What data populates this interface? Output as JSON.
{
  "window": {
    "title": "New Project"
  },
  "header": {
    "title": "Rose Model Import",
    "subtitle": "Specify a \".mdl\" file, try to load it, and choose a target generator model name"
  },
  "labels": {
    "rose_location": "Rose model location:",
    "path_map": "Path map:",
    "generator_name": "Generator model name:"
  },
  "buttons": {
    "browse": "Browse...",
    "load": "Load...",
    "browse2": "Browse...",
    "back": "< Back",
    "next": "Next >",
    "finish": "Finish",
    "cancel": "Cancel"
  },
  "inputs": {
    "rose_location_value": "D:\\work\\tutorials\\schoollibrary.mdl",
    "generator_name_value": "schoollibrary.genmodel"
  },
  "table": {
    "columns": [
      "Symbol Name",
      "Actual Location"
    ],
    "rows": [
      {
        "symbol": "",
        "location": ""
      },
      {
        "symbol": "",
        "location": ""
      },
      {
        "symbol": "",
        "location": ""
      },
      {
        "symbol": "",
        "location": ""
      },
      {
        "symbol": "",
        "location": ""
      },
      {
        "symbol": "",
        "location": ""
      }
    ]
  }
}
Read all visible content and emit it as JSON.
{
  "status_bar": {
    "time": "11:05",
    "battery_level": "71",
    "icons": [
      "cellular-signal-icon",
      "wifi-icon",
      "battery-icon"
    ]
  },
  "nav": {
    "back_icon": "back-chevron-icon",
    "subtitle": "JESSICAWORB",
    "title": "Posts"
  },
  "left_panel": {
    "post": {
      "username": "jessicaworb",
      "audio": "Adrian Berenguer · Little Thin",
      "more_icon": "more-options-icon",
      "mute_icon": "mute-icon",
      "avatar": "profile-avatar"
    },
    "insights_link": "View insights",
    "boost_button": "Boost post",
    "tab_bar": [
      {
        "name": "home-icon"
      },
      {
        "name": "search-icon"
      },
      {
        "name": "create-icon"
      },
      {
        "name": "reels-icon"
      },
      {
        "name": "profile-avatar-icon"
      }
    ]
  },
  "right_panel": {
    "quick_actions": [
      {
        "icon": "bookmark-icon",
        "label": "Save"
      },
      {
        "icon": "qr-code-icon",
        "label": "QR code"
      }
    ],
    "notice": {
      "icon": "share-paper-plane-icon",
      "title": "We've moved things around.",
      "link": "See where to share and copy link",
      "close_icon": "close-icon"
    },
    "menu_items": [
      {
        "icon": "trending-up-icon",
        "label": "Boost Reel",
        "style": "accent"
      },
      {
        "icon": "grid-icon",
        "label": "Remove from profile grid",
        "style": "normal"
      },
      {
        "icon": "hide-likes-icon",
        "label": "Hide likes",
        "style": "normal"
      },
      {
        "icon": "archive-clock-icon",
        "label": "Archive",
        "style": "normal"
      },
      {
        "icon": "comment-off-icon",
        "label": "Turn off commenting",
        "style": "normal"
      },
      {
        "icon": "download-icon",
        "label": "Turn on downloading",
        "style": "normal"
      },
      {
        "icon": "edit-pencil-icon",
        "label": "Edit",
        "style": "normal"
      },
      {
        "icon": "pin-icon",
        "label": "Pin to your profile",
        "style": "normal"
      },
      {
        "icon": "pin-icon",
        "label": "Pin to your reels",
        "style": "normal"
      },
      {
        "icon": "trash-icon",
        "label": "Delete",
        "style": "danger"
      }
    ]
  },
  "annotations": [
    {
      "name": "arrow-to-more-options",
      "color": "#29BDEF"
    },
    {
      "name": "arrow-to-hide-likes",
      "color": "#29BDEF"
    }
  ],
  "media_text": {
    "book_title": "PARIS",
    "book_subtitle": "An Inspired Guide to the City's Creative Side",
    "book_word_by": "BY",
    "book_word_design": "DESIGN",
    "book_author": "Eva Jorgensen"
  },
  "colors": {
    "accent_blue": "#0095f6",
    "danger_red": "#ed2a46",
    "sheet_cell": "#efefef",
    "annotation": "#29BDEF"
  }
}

Set problem: Every line above should be written out again exactly as it stands.

Completed task:
What data populates this interface? Output as JSON.
{
  "window": {
    "title": "New Project"
  },
  "header": {
    "title": "Rose Model Import",
    "subtitle": "Specify a \".mdl\" file, try to load it, and choose a target generator model name"
  },
  "labels": {
    "rose_location": "Rose model location:",
    "path_map": "Path map:",
    "generator_name": "Generator model name:"
  },
  "buttons": {
    "browse": "Browse...",
    "load": "Load...",
    "browse2": "Browse...",
    "back": "< Back",
    "next": "Next >",
    "finish": "Finish",
    "cancel": "Cancel"
  },
  "inputs": {
    "rose_location_value": "D:\\work\\tutorials\\schoollibrary.mdl",
    "generator_name_value": "schoollibrary.genmodel"
  },
  "table": {
    "columns": [
      "Symbol Name",
      "Actual Location"
    ],
    "rows": [
      {
        "symbol": "",
        "location": ""
      },
      {
        "symbol": "",
        "location": ""
      },
      {
        "symbol": "",
        "location": ""
      },
      {
        "symbol": "",
        "location": ""
      },
      {
        "symbol": "",
        "location": ""
      },
      {
        "symbol": "",
        "location": ""
      }
    ]
  }
}
Read all visible content and emit it as JSON.
{
  "status_bar": {
    "time": "11:05",
    "battery_level": "71",
    "icons": [
      "cellular-signal-icon",
      "wifi-icon",
      "battery-icon"
    ]
  },
  "nav": {
    "back_icon": "back-chevron-icon",
    "subtitle": "JESSICAWORB",
    "title": "Posts"
  },
  "left_panel": {
    "post": {
      "username": "jessicaworb",
      "audio": "Adrian Berenguer · Little Thin",
      "more_icon": "more-options-icon",
      "mute_icon": "mute-icon",
      "avatar": "profile-avatar"
    },
    "insights_link": "View insights",
    "boost_button": "Boost post",
    "tab_bar": [
      {
        "name": "home-icon"
      },
      {
        "name": "search-icon"
      },
      {
        "name": "create-icon"
      },
      {
        "name": "reels-icon"
      },
      {
        "name": "profile-avatar-icon"
      }
    ]
  },
  "right_panel": {
    "quick_actions": [
      {
        "icon": "bookmark-icon",
        "label": "Save"
      },
      {
        "icon": "qr-code-icon",
        "label": "QR code"
      }
    ],
    "notice": {
      "icon": "share-paper-plane-icon",
      "title": "We've moved things around.",
      "link": "See where to share and copy link",
      "close_icon": "close-icon"
    },
    "menu_items": [
      {
        "icon": "trending-up-icon",
        "label": "Boost Reel",
        "style": "accent"
      },
      {
        "icon": "grid-icon",
        "label": "Remove from profile grid",
        "style": "normal"
      },
      {
        "icon": "hide-likes-icon",
        "label": "Hide likes",
        "style": "normal"
      },
      {
        "icon": "archive-clock-icon",
        "label": "Archive",
        "style": "normal"
      },
      {
        "icon": "comment-off-icon",
        "label": "Turn off commenting",
        "style": "normal"
      },
      {
        "icon": "download-icon",
        "label": "Turn on downloading",
        "style": "normal"
      },
      {
        "icon": "edit-pencil-icon",
        "label": "Edit",
        "style": "normal"
      },
      {
        "icon": "pin-icon",
        "label": "Pin to your profile",
        "style": "normal"
      },
      {
        "icon": "pin-icon",
        "label": "Pin to your reels",
        "style": "normal"
      },
      {
        "icon": "trash-icon",
        "label": "Delete",
        "style": "danger"
      }
    ]
  },
  "annotations": [
    {
      "name": "arrow-to-more-options",
      "color": "#29BDEF"
    },
    {
      "name": "arrow-to-hide-likes",
      "color": "#29BDEF"
    }
  ],
  "media_text": {
    "book_title": "PARIS",
    "book_subtitle": "An Inspired Guide to the City's Creative Side",
    "book_word_by": "BY",
    "book_word_design": "DESIGN",
    "book_author": "Eva Jorgensen"
  },
  "colors": {
    "accent_blue": "#0095f6",
    "danger_red": "#ed2a46",
    "sheet_cell": "#efefef",
    "annotation": "#29BDEF"
  }
}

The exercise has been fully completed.